EXERCISE GOAL: Select the lines that contain "hours" and copy each of them.

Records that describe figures
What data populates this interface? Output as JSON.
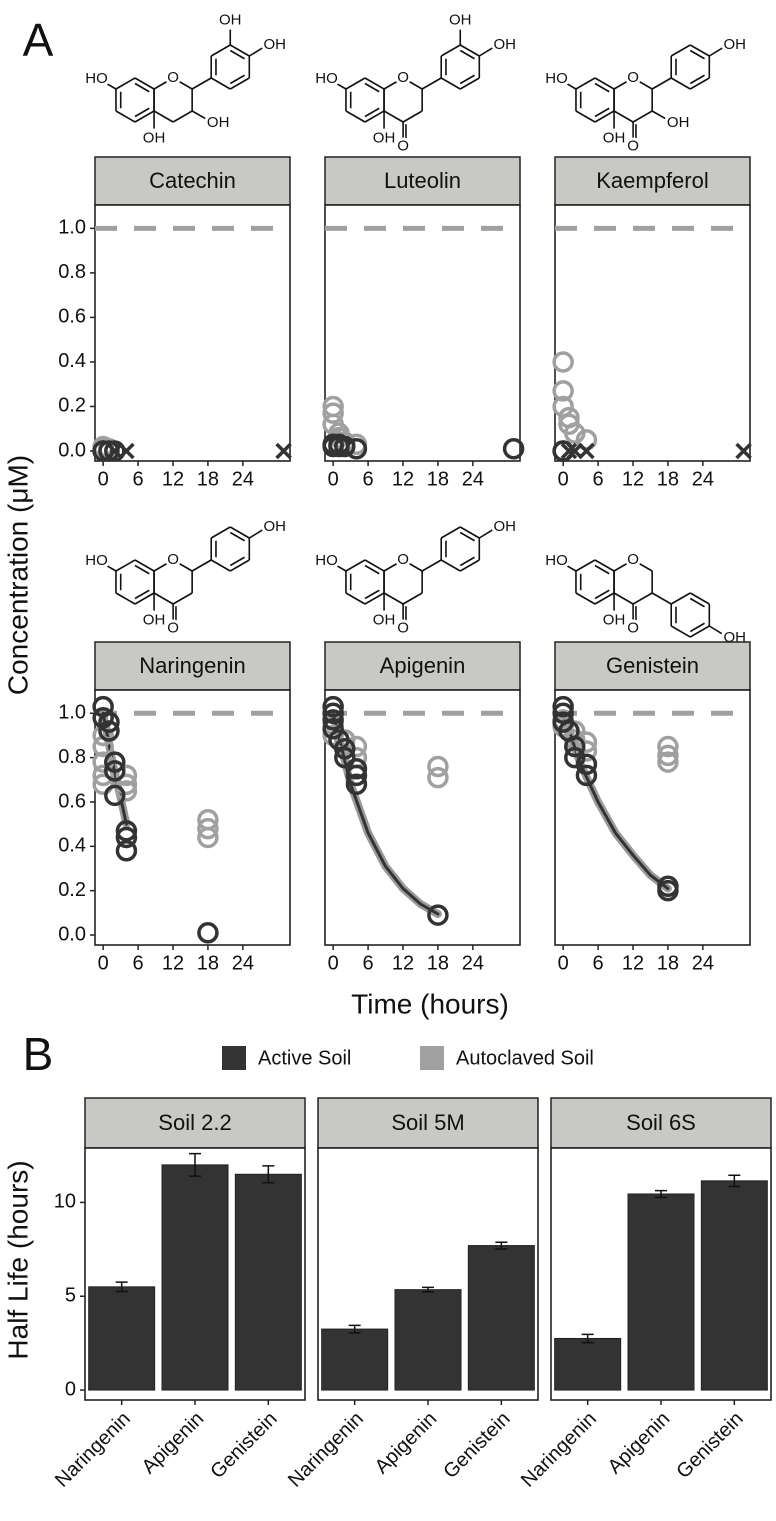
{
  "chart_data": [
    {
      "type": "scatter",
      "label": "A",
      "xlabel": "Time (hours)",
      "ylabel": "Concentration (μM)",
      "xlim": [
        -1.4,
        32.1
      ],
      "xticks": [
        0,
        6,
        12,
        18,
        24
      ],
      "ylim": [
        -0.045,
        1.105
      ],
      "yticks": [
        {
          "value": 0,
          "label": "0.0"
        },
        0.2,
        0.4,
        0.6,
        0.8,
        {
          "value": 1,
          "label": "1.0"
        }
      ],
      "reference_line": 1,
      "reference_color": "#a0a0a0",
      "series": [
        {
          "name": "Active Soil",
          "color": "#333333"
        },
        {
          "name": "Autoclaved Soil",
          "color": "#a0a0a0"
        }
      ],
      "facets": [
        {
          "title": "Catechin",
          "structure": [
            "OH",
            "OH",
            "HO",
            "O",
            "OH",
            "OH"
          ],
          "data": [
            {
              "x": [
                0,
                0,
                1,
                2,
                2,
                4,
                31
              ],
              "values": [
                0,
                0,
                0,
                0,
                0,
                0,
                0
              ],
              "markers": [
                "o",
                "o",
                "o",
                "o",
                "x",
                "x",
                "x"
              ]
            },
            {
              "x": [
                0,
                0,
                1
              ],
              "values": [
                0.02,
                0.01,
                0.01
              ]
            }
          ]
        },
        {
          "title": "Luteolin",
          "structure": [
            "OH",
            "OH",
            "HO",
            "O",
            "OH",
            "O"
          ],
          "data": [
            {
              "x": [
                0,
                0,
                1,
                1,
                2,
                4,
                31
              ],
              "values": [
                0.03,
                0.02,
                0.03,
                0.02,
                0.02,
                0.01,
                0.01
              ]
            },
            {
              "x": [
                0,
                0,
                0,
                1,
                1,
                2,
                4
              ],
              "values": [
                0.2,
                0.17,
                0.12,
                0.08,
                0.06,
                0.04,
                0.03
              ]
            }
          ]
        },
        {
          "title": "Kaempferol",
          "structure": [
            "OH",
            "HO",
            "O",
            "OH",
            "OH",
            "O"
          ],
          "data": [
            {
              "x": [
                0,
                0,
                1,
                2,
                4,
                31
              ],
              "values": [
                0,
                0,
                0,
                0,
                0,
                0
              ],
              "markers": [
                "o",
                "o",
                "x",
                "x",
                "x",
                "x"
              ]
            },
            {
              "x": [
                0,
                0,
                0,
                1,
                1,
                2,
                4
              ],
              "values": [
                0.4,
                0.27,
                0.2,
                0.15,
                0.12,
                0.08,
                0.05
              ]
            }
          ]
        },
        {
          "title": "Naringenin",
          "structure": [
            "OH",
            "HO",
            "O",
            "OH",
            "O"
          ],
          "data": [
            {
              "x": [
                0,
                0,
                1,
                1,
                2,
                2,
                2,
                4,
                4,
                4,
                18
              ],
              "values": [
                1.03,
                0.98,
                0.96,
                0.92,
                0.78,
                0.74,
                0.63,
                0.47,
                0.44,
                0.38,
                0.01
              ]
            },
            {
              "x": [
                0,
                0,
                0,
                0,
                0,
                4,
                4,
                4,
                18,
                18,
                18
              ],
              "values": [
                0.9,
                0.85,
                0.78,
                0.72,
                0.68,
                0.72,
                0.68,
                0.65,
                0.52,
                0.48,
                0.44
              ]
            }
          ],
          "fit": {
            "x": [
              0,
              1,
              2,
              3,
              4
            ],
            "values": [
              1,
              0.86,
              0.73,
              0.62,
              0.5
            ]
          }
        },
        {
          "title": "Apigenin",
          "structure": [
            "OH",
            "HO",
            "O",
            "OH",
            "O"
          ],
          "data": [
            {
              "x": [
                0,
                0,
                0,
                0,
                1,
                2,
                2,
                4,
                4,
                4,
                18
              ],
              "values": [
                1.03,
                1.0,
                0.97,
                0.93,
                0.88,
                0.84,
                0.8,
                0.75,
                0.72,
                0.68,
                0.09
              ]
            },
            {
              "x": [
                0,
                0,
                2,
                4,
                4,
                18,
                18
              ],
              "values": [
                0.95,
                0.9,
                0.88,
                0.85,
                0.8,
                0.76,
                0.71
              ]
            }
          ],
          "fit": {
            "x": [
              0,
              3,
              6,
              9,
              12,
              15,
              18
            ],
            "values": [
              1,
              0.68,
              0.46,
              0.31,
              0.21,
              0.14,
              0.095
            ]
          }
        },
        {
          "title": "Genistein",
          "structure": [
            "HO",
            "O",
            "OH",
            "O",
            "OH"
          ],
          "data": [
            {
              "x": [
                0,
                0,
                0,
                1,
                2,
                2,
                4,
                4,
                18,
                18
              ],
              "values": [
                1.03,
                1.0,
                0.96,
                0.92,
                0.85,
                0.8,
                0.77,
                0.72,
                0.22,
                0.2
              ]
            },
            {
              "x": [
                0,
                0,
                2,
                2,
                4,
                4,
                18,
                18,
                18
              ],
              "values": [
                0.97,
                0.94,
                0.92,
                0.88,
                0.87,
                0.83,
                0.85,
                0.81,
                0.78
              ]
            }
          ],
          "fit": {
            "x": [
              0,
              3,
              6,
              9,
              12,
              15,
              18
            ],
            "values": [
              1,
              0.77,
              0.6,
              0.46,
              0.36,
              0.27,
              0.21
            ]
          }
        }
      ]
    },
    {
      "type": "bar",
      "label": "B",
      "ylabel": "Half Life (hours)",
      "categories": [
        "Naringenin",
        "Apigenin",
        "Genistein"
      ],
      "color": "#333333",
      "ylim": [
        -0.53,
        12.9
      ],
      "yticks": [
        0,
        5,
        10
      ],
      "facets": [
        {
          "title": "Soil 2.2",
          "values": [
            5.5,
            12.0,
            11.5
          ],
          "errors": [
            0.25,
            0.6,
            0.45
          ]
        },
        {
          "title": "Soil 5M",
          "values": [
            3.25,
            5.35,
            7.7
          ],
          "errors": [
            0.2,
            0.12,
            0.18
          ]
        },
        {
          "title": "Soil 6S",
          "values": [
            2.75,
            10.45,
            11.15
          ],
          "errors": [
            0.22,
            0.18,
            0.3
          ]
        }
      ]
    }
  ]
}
* * *
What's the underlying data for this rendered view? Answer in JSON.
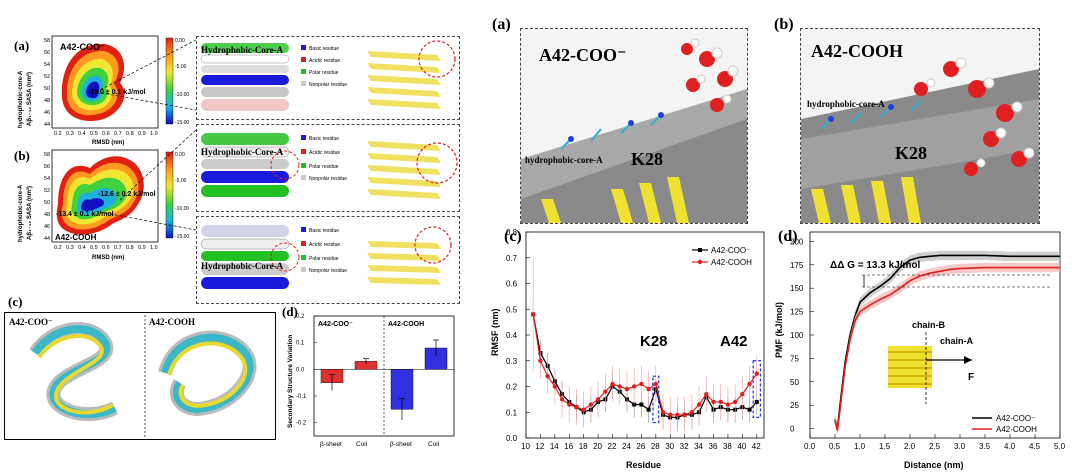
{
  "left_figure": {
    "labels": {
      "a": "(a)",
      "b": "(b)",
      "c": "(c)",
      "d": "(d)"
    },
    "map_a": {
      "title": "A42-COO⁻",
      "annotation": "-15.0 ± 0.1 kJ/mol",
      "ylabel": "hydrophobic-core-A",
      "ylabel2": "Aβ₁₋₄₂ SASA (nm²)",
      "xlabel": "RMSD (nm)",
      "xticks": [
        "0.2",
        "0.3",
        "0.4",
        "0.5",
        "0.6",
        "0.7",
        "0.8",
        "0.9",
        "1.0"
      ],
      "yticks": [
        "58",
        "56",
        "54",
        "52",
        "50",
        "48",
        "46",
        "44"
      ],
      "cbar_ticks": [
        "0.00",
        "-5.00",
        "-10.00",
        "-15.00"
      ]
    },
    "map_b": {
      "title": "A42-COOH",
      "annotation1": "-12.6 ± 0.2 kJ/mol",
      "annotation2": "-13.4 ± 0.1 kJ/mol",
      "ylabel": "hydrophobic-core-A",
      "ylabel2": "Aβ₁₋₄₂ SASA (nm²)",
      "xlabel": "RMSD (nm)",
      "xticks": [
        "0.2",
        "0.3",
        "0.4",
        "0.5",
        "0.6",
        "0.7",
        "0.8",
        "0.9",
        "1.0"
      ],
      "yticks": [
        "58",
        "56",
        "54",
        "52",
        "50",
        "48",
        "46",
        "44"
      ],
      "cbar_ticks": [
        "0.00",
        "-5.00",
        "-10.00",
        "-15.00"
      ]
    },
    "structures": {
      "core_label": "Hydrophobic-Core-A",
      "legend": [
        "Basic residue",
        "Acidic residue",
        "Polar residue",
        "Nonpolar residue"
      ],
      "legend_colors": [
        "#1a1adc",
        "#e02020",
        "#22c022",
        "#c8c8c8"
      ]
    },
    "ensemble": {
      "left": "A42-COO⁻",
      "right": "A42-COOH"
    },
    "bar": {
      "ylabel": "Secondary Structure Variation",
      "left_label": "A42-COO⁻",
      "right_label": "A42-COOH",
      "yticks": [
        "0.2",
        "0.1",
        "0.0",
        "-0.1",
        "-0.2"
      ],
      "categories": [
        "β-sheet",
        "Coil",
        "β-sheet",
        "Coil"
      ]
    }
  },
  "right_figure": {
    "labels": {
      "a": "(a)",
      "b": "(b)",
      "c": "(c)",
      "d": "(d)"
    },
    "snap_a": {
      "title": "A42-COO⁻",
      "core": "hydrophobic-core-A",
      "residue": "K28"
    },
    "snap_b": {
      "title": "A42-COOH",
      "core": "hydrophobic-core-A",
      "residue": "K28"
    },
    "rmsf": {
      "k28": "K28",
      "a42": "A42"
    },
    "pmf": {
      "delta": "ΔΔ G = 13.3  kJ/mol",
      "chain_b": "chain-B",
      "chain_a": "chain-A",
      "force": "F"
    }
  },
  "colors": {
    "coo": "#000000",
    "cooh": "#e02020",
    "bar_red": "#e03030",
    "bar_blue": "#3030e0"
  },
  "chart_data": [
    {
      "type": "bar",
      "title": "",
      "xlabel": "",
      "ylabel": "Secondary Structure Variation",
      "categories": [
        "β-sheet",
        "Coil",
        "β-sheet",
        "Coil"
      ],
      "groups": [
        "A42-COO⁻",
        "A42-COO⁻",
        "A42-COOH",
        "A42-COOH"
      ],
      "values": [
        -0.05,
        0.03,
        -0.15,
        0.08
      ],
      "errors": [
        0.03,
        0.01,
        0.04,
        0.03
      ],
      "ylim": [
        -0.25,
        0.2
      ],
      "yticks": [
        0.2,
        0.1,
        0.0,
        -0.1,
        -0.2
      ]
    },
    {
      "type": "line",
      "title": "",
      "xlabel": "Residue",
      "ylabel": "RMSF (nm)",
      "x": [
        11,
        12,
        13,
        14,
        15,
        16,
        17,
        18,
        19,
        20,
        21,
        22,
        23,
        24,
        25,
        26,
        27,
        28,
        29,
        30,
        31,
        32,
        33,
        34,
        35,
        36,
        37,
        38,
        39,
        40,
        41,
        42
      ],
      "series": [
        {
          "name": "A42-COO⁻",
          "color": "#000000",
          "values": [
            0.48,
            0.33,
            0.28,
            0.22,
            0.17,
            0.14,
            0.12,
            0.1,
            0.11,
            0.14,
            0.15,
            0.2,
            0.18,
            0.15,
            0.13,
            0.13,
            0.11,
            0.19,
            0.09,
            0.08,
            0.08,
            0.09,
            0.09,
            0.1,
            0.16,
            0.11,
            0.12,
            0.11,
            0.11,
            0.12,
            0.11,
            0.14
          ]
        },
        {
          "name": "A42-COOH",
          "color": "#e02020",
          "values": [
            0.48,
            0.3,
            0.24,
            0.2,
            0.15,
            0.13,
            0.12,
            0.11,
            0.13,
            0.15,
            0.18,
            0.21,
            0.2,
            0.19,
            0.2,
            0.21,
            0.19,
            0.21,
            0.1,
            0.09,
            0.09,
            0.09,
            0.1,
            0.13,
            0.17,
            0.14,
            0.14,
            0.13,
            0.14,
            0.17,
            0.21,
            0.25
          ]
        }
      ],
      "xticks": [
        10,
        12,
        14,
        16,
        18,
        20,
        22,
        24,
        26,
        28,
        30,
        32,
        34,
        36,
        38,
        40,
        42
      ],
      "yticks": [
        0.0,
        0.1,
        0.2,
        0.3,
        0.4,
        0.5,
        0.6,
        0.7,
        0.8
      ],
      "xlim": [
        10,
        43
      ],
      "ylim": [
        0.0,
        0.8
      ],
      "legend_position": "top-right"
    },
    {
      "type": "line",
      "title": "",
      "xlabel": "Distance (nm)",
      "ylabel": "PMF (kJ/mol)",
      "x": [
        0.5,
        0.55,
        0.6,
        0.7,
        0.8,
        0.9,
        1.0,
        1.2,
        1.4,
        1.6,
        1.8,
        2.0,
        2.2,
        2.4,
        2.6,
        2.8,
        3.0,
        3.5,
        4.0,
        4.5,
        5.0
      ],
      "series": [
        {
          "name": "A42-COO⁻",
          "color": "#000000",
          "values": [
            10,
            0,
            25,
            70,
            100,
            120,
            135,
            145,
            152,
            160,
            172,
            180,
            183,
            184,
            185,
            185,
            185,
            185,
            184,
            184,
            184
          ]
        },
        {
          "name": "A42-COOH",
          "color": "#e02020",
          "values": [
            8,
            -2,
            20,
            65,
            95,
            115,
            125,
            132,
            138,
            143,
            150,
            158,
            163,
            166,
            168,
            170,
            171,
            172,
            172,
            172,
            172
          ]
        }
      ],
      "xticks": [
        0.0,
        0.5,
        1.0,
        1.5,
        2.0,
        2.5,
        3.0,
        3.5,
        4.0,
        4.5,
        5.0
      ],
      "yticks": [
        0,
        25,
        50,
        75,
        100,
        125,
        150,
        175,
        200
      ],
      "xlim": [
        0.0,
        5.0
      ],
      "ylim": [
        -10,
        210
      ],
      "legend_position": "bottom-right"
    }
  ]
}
* * *
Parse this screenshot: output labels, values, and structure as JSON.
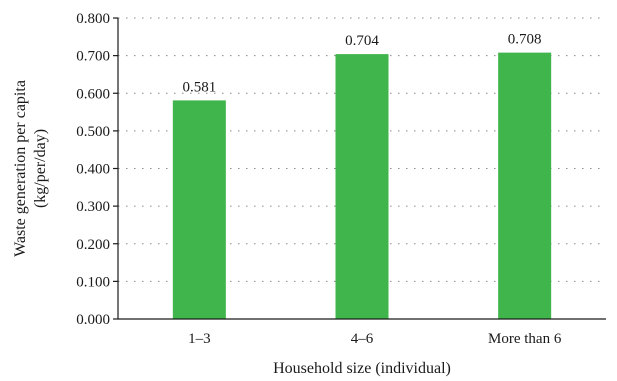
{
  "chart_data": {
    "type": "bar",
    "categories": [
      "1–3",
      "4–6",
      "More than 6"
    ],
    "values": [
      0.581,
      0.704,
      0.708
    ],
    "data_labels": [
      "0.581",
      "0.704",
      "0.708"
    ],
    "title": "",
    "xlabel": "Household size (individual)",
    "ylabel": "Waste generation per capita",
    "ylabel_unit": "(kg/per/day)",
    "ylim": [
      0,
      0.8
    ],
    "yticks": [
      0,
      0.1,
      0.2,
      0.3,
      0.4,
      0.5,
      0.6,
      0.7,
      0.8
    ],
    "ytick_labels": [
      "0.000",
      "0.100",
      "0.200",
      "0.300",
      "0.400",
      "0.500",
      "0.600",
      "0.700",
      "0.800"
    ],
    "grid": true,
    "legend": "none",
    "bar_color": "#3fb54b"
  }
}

REPLY:
      "xlabel": "Time (hours)",
      "ylabel": "Half Life (hours)",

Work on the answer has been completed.